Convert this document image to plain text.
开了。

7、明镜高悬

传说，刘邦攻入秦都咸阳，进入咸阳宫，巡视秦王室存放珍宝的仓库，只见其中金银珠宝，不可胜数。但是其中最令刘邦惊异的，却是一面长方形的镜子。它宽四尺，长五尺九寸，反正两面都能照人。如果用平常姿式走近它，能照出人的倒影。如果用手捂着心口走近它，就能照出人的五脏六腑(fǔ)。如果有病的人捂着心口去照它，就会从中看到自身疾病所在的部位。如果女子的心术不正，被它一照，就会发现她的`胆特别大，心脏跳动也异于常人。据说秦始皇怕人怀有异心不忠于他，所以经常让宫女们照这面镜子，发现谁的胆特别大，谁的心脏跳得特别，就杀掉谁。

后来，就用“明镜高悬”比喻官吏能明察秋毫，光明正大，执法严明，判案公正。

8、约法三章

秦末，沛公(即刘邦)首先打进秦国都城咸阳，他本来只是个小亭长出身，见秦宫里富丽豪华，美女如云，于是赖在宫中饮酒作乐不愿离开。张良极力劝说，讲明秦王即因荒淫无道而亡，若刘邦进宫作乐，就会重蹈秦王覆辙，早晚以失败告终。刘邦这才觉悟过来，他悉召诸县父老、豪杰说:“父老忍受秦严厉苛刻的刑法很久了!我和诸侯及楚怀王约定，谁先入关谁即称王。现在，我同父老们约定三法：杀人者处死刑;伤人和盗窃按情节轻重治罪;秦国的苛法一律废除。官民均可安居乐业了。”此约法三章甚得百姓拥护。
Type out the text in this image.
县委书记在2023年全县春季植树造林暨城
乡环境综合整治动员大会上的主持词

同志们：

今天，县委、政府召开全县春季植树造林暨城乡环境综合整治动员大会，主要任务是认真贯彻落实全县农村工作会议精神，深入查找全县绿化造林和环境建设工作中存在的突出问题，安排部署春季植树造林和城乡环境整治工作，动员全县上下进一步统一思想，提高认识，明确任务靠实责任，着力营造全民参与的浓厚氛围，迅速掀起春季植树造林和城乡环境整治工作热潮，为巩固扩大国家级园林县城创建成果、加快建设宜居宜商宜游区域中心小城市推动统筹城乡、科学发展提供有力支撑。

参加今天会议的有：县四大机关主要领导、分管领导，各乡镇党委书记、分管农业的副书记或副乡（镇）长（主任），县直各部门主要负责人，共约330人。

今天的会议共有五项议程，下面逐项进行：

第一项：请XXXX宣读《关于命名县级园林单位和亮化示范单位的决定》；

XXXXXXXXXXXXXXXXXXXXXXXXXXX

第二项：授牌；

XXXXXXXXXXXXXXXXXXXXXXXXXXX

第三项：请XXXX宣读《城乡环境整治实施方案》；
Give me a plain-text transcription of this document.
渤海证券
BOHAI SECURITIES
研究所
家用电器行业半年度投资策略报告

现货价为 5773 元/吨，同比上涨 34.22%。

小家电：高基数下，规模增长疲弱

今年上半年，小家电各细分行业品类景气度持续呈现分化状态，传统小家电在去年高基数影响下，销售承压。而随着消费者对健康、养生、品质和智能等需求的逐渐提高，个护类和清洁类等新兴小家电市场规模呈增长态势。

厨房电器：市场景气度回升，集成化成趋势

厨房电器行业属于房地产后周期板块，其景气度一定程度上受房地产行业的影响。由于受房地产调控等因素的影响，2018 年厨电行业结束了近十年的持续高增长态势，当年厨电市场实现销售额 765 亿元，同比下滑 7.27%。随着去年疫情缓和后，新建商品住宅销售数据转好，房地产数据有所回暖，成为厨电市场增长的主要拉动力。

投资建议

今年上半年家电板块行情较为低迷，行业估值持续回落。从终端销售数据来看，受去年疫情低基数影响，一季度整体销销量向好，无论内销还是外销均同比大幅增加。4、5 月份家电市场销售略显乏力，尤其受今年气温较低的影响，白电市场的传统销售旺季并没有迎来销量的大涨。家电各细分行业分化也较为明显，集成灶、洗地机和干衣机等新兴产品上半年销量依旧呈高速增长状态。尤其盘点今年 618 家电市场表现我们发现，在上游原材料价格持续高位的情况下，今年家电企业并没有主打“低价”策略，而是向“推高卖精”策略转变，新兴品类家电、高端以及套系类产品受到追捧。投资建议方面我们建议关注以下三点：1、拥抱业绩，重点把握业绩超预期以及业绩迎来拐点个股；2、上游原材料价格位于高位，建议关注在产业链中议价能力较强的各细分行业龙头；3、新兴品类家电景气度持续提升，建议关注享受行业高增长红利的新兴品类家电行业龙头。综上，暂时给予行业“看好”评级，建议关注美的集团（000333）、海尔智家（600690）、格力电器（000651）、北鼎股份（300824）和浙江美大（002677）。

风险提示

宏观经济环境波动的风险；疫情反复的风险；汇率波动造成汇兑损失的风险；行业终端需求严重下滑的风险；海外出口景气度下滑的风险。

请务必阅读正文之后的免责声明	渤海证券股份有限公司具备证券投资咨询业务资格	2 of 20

******

EXERCISE: Write out every record shown above, word for word.

SOLUTION:
Convert this document image to plain text.
开了。

7、明镜高悬

传说，刘邦攻入秦都咸阳，进入咸阳宫，巡视秦王室存放珍宝的仓库，只见其中金银珠宝，不可胜数。但是其中最令刘邦惊异的，却是一面长方形的镜子。它宽四尺，长五尺九寸，反正两面都能照人。如果用平常姿式走近它，能照出人的倒影。如果用手捂着心口走近它，就能照出人的五脏六腑(fǔ)。如果有病的人捂着心口去照它，就会从中看到自身疾病所在的部位。如果女子的心术不正，被它一照，就会发现她的`胆特别大，心脏跳动也异于常人。据说秦始皇怕人怀有异心不忠于他，所以经常让宫女们照这面镜子，发现谁的胆特别大，谁的心脏跳得特别，就杀掉谁。

后来，就用“明镜高悬”比喻官吏能明察秋毫，光明正大，执法严明，判案公正。

8、约法三章

秦末，沛公(即刘邦)首先打进秦国都城咸阳，他本来只是个小亭长出身，见秦宫里富丽豪华，美女如云，于是赖在宫中饮酒作乐不愿离开。张良极力劝说，讲明秦王即因荒淫无道而亡，若刘邦进宫作乐，就会重蹈秦王覆辙，早晚以失败告终。刘邦这才觉悟过来，他悉召诸县父老、豪杰说:“父老忍受秦严厉苛刻的刑法很久了!我和诸侯及楚怀王约定，谁先入关谁即称王。现在，我同父老们约定三法：杀人者处死刑;伤人和盗窃按情节轻重治罪;秦国的苛法一律废除。官民均可安居乐业了。”此约法三章甚得百姓拥护。
Type out the text in this image.
县委书记在2023年全县春季植树造林暨城
乡环境综合整治动员大会上的主持词

同志们：

今天，县委、政府召开全县春季植树造林暨城乡环境综合整治动员大会，主要任务是认真贯彻落实全县农村工作会议精神，深入查找全县绿化造林和环境建设工作中存在的突出问题，安排部署春季植树造林和城乡环境整治工作，动员全县上下进一步统一思想，提高认识，明确任务靠实责任，着力营造全民参与的浓厚氛围，迅速掀起春季植树造林和城乡环境整治工作热潮，为巩固扩大国家级园林县城创建成果、加快建设宜居宜商宜游区域中心小城市推动统筹城乡、科学发展提供有力支撑。

参加今天会议的有：县四大机关主要领导、分管领导，各乡镇党委书记、分管农业的副书记或副乡（镇）长（主任），县直各部门主要负责人，共约330人。

今天的会议共有五项议程，下面逐项进行：

第一项：请XXXX宣读《关于命名县级园林单位和亮化示范单位的决定》；

XXXXXXXXXXXXXXXXXXXXXXXXXXX

第二项：授牌；

XXXXXXXXXXXXXXXXXXXXXXXXXXX

第三项：请XXXX宣读《城乡环境整治实施方案》；
Give me a plain-text transcription of this document.
渤海证券
BOHAI SECURITIES
研究所
家用电器行业半年度投资策略报告

现货价为 5773 元/吨，同比上涨 34.22%。

小家电：高基数下，规模增长疲弱

今年上半年，小家电各细分行业品类景气度持续呈现分化状态，传统小家电在去年高基数影响下，销售承压。而随着消费者对健康、养生、品质和智能等需求的逐渐提高，个护类和清洁类等新兴小家电市场规模呈增长态势。

厨房电器：市场景气度回升，集成化成趋势

厨房电器行业属于房地产后周期板块，其景气度一定程度上受房地产行业的影响。由于受房地产调控等因素的影响，2018 年厨电行业结束了近十年的持续高增长态势，当年厨电市场实现销售额 765 亿元，同比下滑 7.27%。随着去年疫情缓和后，新建商品住宅销售数据转好，房地产数据有所回暖，成为厨电市场增长的主要拉动力。

投资建议

今年上半年家电板块行情较为低迷，行业估值持续回落。从终端销售数据来看，受去年疫情低基数影响，一季度整体销销量向好，无论内销还是外销均同比大幅增加。4、5 月份家电市场销售略显乏力，尤其受今年气温较低的影响，白电市场的传统销售旺季并没有迎来销量的大涨。家电各细分行业分化也较为明显，集成灶、洗地机和干衣机等新兴产品上半年销量依旧呈高速增长状态。尤其盘点今年 618 家电市场表现我们发现，在上游原材料价格持续高位的情况下，今年家电企业并没有主打“低价”策略，而是向“推高卖精”策略转变，新兴品类家电、高端以及套系类产品受到追捧。投资建议方面我们建议关注以下三点：1、拥抱业绩，重点把握业绩超预期以及业绩迎来拐点个股；2、上游原材料价格位于高位，建议关注在产业链中议价能力较强的各细分行业龙头；3、新兴品类家电景气度持续提升，建议关注享受行业高增长红利的新兴品类家电行业龙头。综上，暂时给予行业“看好”评级，建议关注美的集团（000333）、海尔智家（600690）、格力电器（000651）、北鼎股份（300824）和浙江美大（002677）。

风险提示

宏观经济环境波动的风险；疫情反复的风险；汇率波动造成汇兑损失的风险；行业终端需求严重下滑的风险；海外出口景气度下滑的风险。

请务必阅读正文之后的免责声明	渤海证券股份有限公司具备证券投资咨询业务资格	2 of 20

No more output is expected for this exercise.